THE TASK: Keep every line where the word "count" appears; drop the rest.
-- START --
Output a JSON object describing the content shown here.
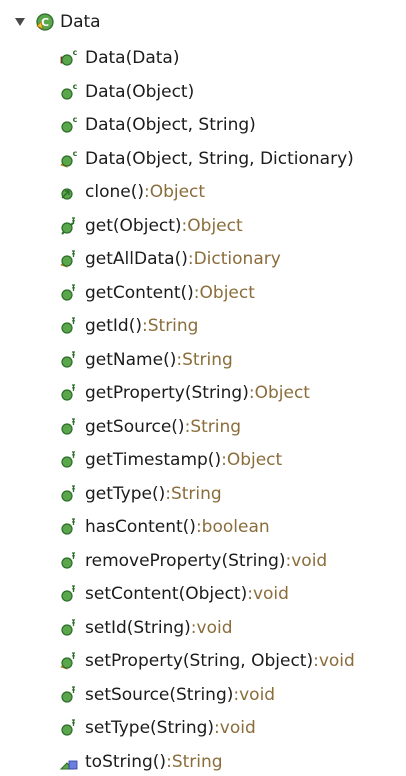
{
  "tree": {
    "root": {
      "label": "Data",
      "expanded": true,
      "icon": "class-icon"
    },
    "members": [
      {
        "name": "Data(Data)",
        "return_type": "",
        "icon": "constructor-private-icon"
      },
      {
        "name": "Data(Object)",
        "return_type": "",
        "icon": "constructor-public-icon"
      },
      {
        "name": "Data(Object, String)",
        "return_type": "",
        "icon": "constructor-public-icon"
      },
      {
        "name": "Data(Object, String, Dictionary)",
        "return_type": "",
        "icon": "constructor-protected-icon"
      },
      {
        "name": "clone()",
        "return_type": "Object",
        "icon": "method-overrides-icon"
      },
      {
        "name": "get(Object)",
        "return_type": "Object",
        "icon": "method-default-icon"
      },
      {
        "name": "getAllData()",
        "return_type": "Dictionary",
        "icon": "method-protected-icon"
      },
      {
        "name": "getContent()",
        "return_type": "Object",
        "icon": "method-public-icon"
      },
      {
        "name": "getId()",
        "return_type": "String",
        "icon": "method-public-icon"
      },
      {
        "name": "getName()",
        "return_type": "String",
        "icon": "method-public-icon"
      },
      {
        "name": "getProperty(String)",
        "return_type": "Object",
        "icon": "method-public-icon"
      },
      {
        "name": "getSource()",
        "return_type": "String",
        "icon": "method-public-icon"
      },
      {
        "name": "getTimestamp()",
        "return_type": "Object",
        "icon": "method-public-icon"
      },
      {
        "name": "getType()",
        "return_type": "String",
        "icon": "method-public-icon"
      },
      {
        "name": "hasContent()",
        "return_type": "boolean",
        "icon": "method-public-icon"
      },
      {
        "name": "removeProperty(String)",
        "return_type": "void",
        "icon": "method-public-icon"
      },
      {
        "name": "setContent(Object)",
        "return_type": "void",
        "icon": "method-public-icon"
      },
      {
        "name": "setId(String)",
        "return_type": "void",
        "icon": "method-public-icon"
      },
      {
        "name": "setProperty(String, Object)",
        "return_type": "void",
        "icon": "method-protected-icon"
      },
      {
        "name": "setSource(String)",
        "return_type": "void",
        "icon": "method-public-icon"
      },
      {
        "name": "setType(String)",
        "return_type": "void",
        "icon": "method-public-icon"
      },
      {
        "name": "toString()",
        "return_type": "String",
        "icon": "method-overrides-up-icon"
      }
    ],
    "separator": " : "
  },
  "colors": {
    "text": "#1b1b1b",
    "return_type": "#8a6d3b",
    "public_green": "#3a9a3a",
    "protected_yellow": "#d7a21a",
    "private_red": "#c43a2e"
  }
}
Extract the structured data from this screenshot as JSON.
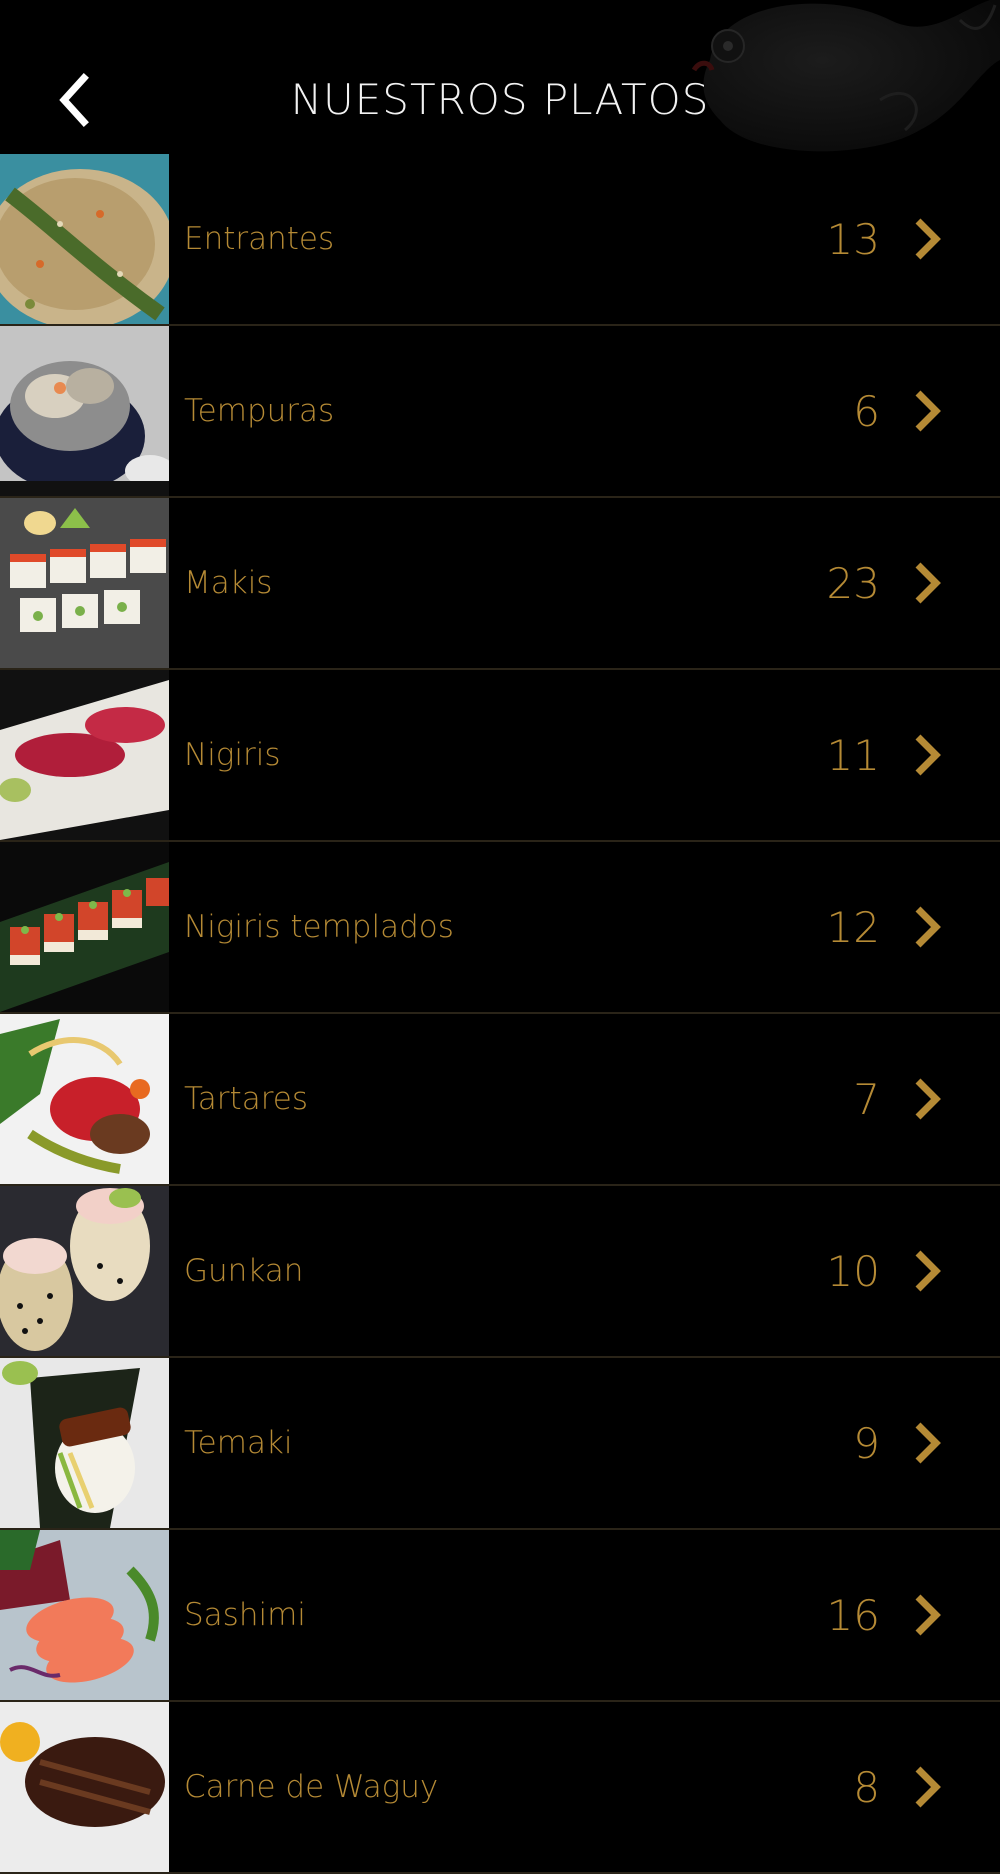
{
  "header": {
    "title": "NUESTROS PLATOS",
    "back_icon": "chevron-left-icon"
  },
  "colors": {
    "background": "#000000",
    "accent_gold": "#b58a35",
    "title": "#f2f2f2",
    "divider": "#2a2418"
  },
  "categories": [
    {
      "label": "Entrantes",
      "count": "13",
      "icon": "chevron-right-icon"
    },
    {
      "label": "Tempuras",
      "count": "6",
      "icon": "chevron-right-icon"
    },
    {
      "label": "Makis",
      "count": "23",
      "icon": "chevron-right-icon"
    },
    {
      "label": "Nigiris",
      "count": "11",
      "icon": "chevron-right-icon"
    },
    {
      "label": "Nigiris templados",
      "count": "12",
      "icon": "chevron-right-icon"
    },
    {
      "label": "Tartares",
      "count": "7",
      "icon": "chevron-right-icon"
    },
    {
      "label": "Gunkan",
      "count": "10",
      "icon": "chevron-right-icon"
    },
    {
      "label": "Temaki",
      "count": "9",
      "icon": "chevron-right-icon"
    },
    {
      "label": "Sashimi",
      "count": "16",
      "icon": "chevron-right-icon"
    },
    {
      "label": "Carne de Waguy",
      "count": "8",
      "icon": "chevron-right-icon"
    }
  ]
}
-- END --
CORRECT OUTPUT:
      "count": "13",
      "count": "6",
      "count": "23",
      "count": "11",
      "count": "12",
      "count": "7",
      "count": "10",
      "count": "9",
      "count": "16",
      "count": "8",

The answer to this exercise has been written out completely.